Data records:
^^^^
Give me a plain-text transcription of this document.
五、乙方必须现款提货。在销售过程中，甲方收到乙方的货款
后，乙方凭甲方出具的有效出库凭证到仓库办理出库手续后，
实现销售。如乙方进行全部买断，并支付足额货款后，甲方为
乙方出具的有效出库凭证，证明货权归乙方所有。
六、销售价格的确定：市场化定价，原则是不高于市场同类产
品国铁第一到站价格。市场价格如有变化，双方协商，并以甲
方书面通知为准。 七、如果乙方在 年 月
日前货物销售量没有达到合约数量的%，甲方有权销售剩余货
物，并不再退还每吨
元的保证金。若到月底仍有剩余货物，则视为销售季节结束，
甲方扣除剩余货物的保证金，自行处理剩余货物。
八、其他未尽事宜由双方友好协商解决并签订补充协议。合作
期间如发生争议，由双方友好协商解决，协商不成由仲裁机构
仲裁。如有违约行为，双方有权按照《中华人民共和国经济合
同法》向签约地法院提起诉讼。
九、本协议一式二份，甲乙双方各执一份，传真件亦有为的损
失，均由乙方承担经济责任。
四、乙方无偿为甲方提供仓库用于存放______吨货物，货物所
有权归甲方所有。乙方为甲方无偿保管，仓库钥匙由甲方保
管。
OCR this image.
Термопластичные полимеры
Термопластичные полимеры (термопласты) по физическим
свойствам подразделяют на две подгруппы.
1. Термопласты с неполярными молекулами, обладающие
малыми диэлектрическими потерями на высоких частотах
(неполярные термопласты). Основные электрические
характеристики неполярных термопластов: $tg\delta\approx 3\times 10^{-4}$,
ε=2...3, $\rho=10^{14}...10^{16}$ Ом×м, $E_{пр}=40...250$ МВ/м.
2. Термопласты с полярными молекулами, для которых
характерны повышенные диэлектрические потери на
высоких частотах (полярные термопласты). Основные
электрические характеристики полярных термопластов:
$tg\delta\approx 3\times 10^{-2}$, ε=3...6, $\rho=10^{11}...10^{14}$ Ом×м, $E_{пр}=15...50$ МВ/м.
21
^^^^
In full and verbatim, repeat the records given above.

• [The response]:
Give me a plain-text transcription of this document.
五、乙方必须现款提货。在销售过程中，甲方收到乙方的货款
后，乙方凭甲方出具的有效出库凭证到仓库办理出库手续后，
实现销售。如乙方进行全部买断，并支付足额货款后，甲方为
乙方出具的有效出库凭证，证明货权归乙方所有。
六、销售价格的确定：市场化定价，原则是不高于市场同类产
品国铁第一到站价格。市场价格如有变化，双方协商，并以甲
方书面通知为准。 七、如果乙方在 年 月
日前货物销售量没有达到合约数量的%，甲方有权销售剩余货
物，并不再退还每吨
元的保证金。若到月底仍有剩余货物，则视为销售季节结束，
甲方扣除剩余货物的保证金，自行处理剩余货物。
八、其他未尽事宜由双方友好协商解决并签订补充协议。合作
期间如发生争议，由双方友好协商解决，协商不成由仲裁机构
仲裁。如有违约行为，双方有权按照《中华人民共和国经济合
同法》向签约地法院提起诉讼。
九、本协议一式二份，甲乙双方各执一份，传真件亦有为的损
失，均由乙方承担经济责任。
四、乙方无偿为甲方提供仓库用于存放______吨货物，货物所
有权归甲方所有。乙方为甲方无偿保管，仓库钥匙由甲方保
管。
OCR this image.
Термопластичные полимеры
Термопластичные полимеры (термопласты) по физическим
свойствам подразделяют на две подгруппы.
1. Термопласты с неполярными молекулами, обладающие
малыми диэлектрическими потерями на высоких частотах
(неполярные термопласты). Основные электрические
характеристики неполярных термопластов: $tg\delta\approx 3\times 10^{-4}$,
ε=2...3, $\rho=10^{14}...10^{16}$ Ом×м, $E_{пр}=40...250$ МВ/м.
2. Термопласты с полярными молекулами, для которых
характерны повышенные диэлектрические потери на
высоких частотах (полярные термопласты). Основные
электрические характеристики полярных термопластов:
$tg\delta\approx 3\times 10^{-2}$, ε=3...6, $\rho=10^{11}...10^{14}$ Ом×м, $E_{пр}=15...50$ МВ/м.
21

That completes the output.